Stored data
= = =

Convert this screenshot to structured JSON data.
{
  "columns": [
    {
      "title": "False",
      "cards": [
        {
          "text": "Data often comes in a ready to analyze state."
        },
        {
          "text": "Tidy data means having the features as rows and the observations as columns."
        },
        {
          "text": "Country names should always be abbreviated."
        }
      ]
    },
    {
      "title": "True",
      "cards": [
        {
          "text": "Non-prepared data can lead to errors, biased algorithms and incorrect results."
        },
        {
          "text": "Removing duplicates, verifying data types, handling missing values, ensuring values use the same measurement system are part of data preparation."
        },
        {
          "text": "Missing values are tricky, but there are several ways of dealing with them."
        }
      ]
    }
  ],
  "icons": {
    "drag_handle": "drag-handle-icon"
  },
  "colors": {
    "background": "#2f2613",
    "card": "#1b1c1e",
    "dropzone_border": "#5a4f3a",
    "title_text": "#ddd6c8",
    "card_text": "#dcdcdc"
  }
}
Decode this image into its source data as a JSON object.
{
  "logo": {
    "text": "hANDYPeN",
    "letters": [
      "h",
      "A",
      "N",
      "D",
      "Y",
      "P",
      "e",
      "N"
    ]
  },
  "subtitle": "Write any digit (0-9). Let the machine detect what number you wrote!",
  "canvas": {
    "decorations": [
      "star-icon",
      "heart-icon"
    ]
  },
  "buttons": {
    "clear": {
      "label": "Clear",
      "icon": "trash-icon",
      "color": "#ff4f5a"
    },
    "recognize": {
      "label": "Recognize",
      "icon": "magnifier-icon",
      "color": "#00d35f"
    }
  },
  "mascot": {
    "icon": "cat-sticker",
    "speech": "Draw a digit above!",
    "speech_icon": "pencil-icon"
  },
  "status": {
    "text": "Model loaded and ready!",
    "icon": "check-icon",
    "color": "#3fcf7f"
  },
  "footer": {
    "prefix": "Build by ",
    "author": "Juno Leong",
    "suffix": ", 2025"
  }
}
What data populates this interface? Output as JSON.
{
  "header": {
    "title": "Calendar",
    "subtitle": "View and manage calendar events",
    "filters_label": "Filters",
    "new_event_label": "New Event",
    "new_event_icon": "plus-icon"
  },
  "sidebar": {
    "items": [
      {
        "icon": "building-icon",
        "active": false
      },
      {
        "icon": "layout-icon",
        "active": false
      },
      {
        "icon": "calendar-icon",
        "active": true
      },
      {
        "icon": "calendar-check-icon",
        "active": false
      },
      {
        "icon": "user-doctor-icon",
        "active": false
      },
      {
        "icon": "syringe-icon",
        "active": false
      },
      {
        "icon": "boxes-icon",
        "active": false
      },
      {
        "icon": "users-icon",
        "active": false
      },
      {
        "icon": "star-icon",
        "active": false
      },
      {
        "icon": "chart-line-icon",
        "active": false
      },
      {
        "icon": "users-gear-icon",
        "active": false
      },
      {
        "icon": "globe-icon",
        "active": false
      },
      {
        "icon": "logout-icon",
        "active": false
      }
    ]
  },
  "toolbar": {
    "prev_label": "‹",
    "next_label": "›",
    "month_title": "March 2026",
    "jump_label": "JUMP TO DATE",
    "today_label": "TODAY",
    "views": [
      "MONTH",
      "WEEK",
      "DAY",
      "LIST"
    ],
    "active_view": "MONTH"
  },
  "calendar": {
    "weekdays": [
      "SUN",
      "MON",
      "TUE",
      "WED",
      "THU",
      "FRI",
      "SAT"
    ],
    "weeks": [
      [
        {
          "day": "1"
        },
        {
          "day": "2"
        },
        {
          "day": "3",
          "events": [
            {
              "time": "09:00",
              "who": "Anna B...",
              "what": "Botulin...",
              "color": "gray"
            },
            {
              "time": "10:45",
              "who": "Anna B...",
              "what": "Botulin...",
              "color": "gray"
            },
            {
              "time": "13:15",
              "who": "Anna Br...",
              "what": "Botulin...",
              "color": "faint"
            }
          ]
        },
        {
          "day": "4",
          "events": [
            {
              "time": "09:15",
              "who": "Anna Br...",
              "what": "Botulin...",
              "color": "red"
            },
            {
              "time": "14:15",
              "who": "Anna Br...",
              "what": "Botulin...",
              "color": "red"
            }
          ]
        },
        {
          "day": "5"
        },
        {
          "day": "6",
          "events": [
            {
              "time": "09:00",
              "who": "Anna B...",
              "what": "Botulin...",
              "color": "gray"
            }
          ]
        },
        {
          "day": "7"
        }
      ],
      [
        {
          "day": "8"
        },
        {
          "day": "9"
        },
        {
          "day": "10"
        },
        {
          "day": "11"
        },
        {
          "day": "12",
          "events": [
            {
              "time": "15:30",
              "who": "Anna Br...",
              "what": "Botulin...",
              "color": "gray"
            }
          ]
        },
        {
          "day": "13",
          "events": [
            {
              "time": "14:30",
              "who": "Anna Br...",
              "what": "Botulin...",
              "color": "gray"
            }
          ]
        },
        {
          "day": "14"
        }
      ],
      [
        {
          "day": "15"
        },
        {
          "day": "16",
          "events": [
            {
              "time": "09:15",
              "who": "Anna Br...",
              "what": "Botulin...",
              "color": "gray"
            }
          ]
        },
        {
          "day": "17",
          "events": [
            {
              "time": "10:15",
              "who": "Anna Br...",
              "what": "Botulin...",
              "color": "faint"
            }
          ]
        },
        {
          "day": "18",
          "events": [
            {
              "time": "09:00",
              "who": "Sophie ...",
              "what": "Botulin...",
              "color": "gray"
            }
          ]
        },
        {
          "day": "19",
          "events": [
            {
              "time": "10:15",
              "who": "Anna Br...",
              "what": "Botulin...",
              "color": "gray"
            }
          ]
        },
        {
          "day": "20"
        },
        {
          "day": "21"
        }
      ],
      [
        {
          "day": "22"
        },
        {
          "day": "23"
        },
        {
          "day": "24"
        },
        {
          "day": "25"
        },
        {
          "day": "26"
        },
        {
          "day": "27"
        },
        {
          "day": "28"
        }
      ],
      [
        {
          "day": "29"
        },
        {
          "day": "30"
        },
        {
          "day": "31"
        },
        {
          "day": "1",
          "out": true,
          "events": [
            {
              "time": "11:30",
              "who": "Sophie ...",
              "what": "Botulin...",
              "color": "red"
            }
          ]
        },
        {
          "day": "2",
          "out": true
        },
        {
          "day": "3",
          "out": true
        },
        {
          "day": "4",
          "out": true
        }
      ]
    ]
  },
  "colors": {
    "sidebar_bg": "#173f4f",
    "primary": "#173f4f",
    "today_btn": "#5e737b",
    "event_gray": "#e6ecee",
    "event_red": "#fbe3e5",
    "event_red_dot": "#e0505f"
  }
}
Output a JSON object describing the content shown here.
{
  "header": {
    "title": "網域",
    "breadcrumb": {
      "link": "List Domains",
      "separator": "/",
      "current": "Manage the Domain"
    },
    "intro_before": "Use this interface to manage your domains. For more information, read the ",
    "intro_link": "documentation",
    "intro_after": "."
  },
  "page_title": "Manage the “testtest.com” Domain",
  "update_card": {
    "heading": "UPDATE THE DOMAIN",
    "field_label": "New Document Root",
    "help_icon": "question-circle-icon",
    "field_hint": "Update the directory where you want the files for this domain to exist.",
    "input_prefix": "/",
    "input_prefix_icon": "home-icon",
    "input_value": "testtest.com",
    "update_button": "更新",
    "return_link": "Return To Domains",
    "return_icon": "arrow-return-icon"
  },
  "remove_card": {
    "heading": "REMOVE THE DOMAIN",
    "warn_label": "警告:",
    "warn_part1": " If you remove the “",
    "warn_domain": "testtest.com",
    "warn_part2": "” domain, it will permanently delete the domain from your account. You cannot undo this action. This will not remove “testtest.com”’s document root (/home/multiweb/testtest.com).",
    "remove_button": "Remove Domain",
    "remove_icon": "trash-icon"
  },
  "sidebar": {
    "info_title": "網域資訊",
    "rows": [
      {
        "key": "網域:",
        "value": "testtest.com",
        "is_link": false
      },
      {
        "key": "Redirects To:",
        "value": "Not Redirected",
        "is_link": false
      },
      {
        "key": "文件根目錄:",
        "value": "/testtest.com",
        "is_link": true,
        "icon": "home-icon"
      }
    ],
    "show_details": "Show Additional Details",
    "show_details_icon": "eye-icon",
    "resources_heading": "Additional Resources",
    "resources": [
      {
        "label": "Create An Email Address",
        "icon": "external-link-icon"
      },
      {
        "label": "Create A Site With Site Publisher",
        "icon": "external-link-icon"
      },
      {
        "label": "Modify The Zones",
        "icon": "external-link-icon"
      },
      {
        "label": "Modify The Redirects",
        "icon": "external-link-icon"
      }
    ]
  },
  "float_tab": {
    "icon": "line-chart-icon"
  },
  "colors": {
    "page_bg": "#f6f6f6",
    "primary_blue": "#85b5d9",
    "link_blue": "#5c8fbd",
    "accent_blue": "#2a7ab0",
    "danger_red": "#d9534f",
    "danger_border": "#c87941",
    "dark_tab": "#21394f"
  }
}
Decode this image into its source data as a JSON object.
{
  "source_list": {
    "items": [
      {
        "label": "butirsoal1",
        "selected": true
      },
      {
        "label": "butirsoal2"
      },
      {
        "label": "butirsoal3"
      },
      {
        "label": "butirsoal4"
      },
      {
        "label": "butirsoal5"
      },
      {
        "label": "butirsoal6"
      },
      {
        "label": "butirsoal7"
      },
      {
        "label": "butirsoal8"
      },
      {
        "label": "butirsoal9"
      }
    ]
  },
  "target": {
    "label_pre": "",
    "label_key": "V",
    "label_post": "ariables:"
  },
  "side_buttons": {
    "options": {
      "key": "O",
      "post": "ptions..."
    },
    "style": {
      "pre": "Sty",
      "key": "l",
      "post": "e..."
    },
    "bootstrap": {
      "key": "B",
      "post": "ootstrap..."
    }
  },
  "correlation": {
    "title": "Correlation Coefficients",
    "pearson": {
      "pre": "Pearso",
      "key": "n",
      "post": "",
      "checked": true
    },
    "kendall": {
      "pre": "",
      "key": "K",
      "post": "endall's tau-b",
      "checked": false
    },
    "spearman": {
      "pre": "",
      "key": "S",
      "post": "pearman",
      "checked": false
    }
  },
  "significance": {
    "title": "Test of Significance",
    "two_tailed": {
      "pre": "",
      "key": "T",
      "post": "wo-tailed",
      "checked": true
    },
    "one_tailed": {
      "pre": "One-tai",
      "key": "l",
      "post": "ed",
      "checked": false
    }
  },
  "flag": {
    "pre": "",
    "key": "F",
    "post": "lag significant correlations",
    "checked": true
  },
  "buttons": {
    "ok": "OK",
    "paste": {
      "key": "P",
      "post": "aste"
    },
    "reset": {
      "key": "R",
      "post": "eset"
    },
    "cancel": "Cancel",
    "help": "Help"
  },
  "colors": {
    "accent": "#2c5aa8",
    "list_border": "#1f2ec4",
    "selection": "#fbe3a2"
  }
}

= = =

WORK INSTRUCTIONS.
Filter out all lines lacking the word "this" and copy the rest.

CORRECT RESULT.
Convert this screenshot to structured JSON data.
Decode this image into its source data as a JSON object.
What data populates this interface? Output as JSON.
    "intro_before": "Use this interface to manage your domains. For more information, read the ",
    "field_hint": "Update the directory where you want the files for this domain to exist.",
    "warn_part2": "” domain, it will permanently delete the domain from your account. You cannot undo this action. This will not remove “testtest.com”’s document root (/home/multiweb/testtest.com).",
Decode this image into its source data as a JSON object.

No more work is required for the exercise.